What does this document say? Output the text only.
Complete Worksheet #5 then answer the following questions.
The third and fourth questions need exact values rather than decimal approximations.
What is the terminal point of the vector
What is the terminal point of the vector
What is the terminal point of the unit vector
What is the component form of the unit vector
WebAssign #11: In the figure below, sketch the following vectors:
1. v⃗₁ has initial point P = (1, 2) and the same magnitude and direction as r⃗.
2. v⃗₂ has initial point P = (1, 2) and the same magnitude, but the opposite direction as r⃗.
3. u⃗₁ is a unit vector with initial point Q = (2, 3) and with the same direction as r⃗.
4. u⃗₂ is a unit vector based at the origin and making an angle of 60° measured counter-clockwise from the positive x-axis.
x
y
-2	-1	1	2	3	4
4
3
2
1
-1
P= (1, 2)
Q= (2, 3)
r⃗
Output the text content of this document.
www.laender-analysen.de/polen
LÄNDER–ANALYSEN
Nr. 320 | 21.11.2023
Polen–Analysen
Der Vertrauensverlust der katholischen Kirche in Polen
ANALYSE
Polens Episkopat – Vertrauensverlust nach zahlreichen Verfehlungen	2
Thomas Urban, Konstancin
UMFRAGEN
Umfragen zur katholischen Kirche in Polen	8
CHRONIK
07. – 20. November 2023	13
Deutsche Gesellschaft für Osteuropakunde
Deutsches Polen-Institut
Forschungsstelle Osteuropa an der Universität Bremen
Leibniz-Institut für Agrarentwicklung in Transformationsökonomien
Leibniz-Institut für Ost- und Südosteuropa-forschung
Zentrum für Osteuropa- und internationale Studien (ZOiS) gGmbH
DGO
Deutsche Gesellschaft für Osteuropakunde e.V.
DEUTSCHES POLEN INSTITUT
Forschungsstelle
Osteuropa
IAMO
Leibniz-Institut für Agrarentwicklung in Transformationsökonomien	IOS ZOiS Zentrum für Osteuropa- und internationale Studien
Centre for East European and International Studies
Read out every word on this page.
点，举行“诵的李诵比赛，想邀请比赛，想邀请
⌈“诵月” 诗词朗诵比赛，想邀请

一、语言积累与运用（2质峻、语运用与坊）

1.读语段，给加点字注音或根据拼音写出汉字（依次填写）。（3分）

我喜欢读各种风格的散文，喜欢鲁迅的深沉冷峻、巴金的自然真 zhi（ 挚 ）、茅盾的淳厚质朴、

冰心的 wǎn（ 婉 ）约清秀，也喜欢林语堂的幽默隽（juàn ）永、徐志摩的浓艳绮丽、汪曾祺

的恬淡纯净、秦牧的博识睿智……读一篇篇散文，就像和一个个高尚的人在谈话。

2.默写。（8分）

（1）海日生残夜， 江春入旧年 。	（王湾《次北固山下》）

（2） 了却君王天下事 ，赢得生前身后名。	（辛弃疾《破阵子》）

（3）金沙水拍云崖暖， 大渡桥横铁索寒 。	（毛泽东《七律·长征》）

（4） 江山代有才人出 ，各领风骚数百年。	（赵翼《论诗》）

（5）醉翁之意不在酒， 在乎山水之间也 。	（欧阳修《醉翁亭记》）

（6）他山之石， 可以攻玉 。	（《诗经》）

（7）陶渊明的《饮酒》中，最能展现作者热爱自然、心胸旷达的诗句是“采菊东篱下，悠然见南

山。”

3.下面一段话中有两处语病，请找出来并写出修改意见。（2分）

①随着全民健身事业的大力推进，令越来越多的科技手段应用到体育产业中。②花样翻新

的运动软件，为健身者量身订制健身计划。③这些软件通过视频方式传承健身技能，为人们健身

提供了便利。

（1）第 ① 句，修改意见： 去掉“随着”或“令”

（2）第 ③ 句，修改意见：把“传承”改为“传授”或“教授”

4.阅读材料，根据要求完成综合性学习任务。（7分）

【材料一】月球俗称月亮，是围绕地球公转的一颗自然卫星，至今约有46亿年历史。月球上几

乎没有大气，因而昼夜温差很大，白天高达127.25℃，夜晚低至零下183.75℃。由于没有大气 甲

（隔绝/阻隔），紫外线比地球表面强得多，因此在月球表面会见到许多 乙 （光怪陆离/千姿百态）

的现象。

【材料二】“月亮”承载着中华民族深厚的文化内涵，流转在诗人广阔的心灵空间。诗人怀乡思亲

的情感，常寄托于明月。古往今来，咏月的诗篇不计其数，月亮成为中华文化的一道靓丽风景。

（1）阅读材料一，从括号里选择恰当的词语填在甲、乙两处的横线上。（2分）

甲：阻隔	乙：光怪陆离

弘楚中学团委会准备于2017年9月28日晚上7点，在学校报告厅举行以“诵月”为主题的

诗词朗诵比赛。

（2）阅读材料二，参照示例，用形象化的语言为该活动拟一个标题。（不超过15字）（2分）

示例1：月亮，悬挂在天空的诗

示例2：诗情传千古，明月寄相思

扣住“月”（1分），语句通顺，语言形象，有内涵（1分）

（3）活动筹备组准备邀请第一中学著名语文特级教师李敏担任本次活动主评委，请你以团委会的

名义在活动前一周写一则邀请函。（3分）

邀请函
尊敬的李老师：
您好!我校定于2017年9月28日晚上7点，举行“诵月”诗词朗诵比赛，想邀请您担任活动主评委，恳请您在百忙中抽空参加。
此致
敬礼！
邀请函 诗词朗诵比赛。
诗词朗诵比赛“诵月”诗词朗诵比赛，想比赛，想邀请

•••••

TASK STATEMENT: Search the lines for the string "诗词朗诵比赛" and copy every line that has it.

FULL SOLUTION:
⌈“诵月” 诗词朗诵比赛，想邀请
诗词朗诵比赛。
您好!我校定于2017年9月28日晚上7点，举行“诵月”诗词朗诵比赛，想邀请您担任活动主评委，恳请您在百忙中抽空参加。
邀请函 诗词朗诵比赛。
诗词朗诵比赛“诵月”诗词朗诵比赛，想比赛，想邀请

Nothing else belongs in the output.